Extract the records below word for word and ignore the images.
######
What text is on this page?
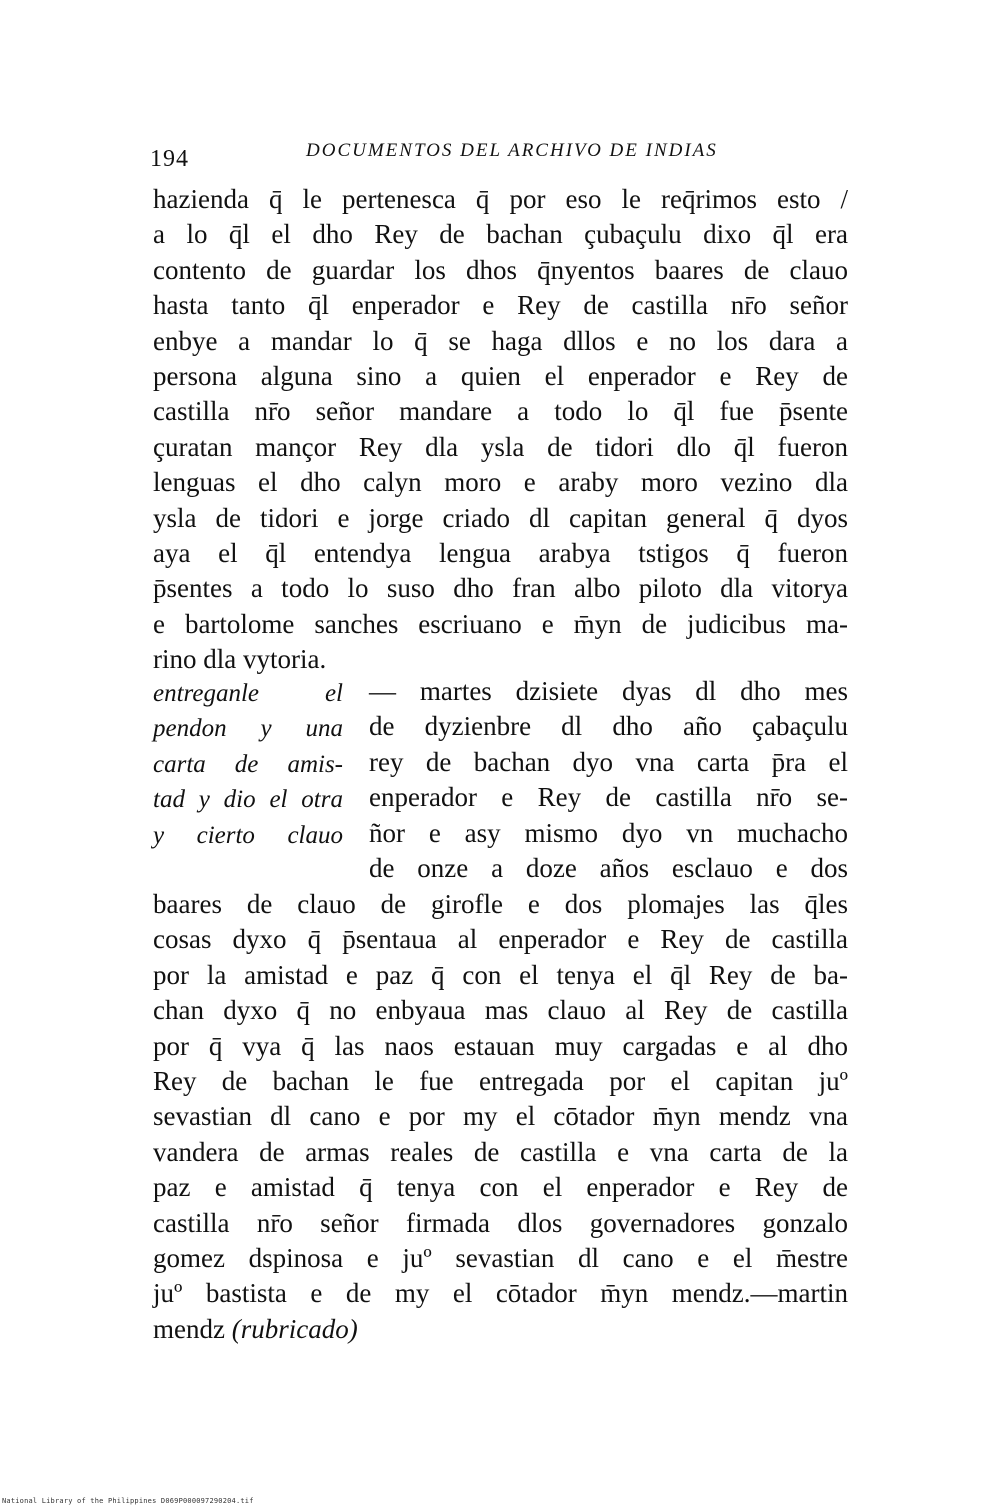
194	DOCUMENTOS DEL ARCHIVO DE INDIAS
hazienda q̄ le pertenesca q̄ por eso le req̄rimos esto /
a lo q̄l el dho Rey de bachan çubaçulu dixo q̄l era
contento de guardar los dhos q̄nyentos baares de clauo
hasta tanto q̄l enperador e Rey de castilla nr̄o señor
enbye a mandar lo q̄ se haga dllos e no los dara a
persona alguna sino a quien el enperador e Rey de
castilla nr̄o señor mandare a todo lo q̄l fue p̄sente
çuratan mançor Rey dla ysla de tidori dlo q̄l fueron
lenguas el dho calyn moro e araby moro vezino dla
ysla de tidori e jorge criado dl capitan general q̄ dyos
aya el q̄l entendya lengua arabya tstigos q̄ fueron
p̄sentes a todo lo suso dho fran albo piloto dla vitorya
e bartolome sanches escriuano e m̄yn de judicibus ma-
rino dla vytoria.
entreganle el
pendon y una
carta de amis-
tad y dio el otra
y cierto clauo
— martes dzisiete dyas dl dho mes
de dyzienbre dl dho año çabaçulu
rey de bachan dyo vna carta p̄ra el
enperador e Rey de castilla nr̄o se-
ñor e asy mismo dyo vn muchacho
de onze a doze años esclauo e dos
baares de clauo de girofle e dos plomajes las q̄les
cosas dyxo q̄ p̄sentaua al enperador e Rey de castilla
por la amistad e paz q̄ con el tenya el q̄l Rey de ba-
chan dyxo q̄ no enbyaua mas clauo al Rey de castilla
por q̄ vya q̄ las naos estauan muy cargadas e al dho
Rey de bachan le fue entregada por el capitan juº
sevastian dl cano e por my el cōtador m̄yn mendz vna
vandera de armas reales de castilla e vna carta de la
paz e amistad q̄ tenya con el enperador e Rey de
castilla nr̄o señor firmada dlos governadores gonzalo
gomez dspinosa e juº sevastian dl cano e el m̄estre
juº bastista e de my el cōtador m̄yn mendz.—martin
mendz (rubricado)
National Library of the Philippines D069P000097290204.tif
######
*Answer below*:
What text is on this page?
194	DOCUMENTOS DEL ARCHIVO DE INDIAS
hazienda q̄ le pertenesca q̄ por eso le req̄rimos esto /
a lo q̄l el dho Rey de bachan çubaçulu dixo q̄l era
contento de guardar los dhos q̄nyentos baares de clauo
hasta tanto q̄l enperador e Rey de castilla nr̄o señor
enbye a mandar lo q̄ se haga dllos e no los dara a
persona alguna sino a quien el enperador e Rey de
castilla nr̄o señor mandare a todo lo q̄l fue p̄sente
çuratan mançor Rey dla ysla de tidori dlo q̄l fueron
lenguas el dho calyn moro e araby moro vezino dla
ysla de tidori e jorge criado dl capitan general q̄ dyos
aya el q̄l entendya lengua arabya tstigos q̄ fueron
p̄sentes a todo lo suso dho fran albo piloto dla vitorya
e bartolome sanches escriuano e m̄yn de judicibus ma-
rino dla vytoria.
entreganle el
pendon y una
carta de amis-
tad y dio el otra
y cierto clauo
— martes dzisiete dyas dl dho mes
de dyzienbre dl dho año çabaçulu
rey de bachan dyo vna carta p̄ra el
enperador e Rey de castilla nr̄o se-
ñor e asy mismo dyo vn muchacho
de onze a doze años esclauo e dos
baares de clauo de girofle e dos plomajes las q̄les
cosas dyxo q̄ p̄sentaua al enperador e Rey de castilla
por la amistad e paz q̄ con el tenya el q̄l Rey de ba-
chan dyxo q̄ no enbyaua mas clauo al Rey de castilla
por q̄ vya q̄ las naos estauan muy cargadas e al dho
Rey de bachan le fue entregada por el capitan juº
sevastian dl cano e por my el cōtador m̄yn mendz vna
vandera de armas reales de castilla e vna carta de la
paz e amistad q̄ tenya con el enperador e Rey de
castilla nr̄o señor firmada dlos governadores gonzalo
gomez dspinosa e juº sevastian dl cano e el m̄estre
juº bastista e de my el cōtador m̄yn mendz.—martin
mendz (rubricado)
National Library of the Philippines D069P000097290204.tif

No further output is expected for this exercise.